(Records about charts and figures)

------

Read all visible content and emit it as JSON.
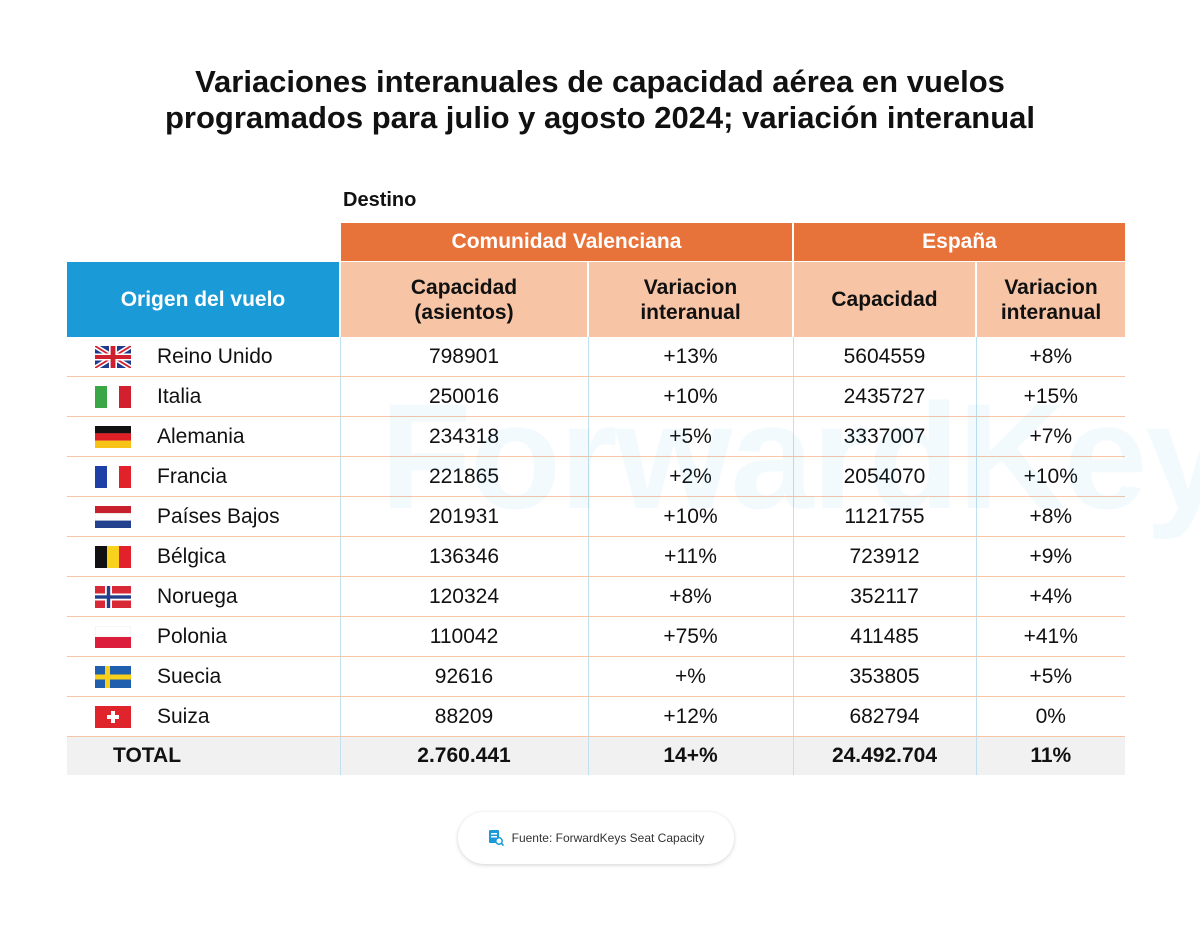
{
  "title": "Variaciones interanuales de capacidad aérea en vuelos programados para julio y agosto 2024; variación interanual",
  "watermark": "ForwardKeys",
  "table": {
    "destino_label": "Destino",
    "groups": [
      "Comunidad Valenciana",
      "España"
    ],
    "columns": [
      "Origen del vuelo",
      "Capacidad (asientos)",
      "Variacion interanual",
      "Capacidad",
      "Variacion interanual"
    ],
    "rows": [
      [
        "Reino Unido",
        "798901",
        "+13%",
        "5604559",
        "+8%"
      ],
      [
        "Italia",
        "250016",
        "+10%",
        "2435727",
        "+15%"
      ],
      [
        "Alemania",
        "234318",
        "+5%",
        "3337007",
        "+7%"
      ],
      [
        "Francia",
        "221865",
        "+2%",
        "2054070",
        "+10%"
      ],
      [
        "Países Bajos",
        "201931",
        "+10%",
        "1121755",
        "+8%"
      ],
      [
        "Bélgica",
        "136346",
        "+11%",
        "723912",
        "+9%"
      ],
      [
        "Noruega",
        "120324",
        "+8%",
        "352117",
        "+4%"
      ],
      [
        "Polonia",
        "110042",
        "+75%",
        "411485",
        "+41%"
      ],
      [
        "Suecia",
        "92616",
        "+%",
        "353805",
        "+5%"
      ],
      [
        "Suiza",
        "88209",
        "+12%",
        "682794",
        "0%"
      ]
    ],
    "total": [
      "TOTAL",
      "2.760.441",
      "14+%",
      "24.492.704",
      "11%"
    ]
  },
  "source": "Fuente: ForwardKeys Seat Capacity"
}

------

STATED TASK: Repeat all of the entries word for word, but omit the pictures.

RESULT FOR THIS EXERCISE:
Read all visible content and emit it as JSON.
{
  "title": "Variaciones interanuales de capacidad aérea en vuelos programados para julio y agosto 2024; variación interanual",
  "watermark": "ForwardKeys",
  "table": {
    "destino_label": "Destino",
    "groups": [
      "Comunidad Valenciana",
      "España"
    ],
    "columns": [
      "Origen del vuelo",
      "Capacidad (asientos)",
      "Variacion interanual",
      "Capacidad",
      "Variacion interanual"
    ],
    "rows": [
      [
        "Reino Unido",
        "798901",
        "+13%",
        "5604559",
        "+8%"
      ],
      [
        "Italia",
        "250016",
        "+10%",
        "2435727",
        "+15%"
      ],
      [
        "Alemania",
        "234318",
        "+5%",
        "3337007",
        "+7%"
      ],
      [
        "Francia",
        "221865",
        "+2%",
        "2054070",
        "+10%"
      ],
      [
        "Países Bajos",
        "201931",
        "+10%",
        "1121755",
        "+8%"
      ],
      [
        "Bélgica",
        "136346",
        "+11%",
        "723912",
        "+9%"
      ],
      [
        "Noruega",
        "120324",
        "+8%",
        "352117",
        "+4%"
      ],
      [
        "Polonia",
        "110042",
        "+75%",
        "411485",
        "+41%"
      ],
      [
        "Suecia",
        "92616",
        "+%",
        "353805",
        "+5%"
      ],
      [
        "Suiza",
        "88209",
        "+12%",
        "682794",
        "0%"
      ]
    ],
    "total": [
      "TOTAL",
      "2.760.441",
      "14+%",
      "24.492.704",
      "11%"
    ]
  },
  "source": "Fuente: ForwardKeys Seat Capacity"
}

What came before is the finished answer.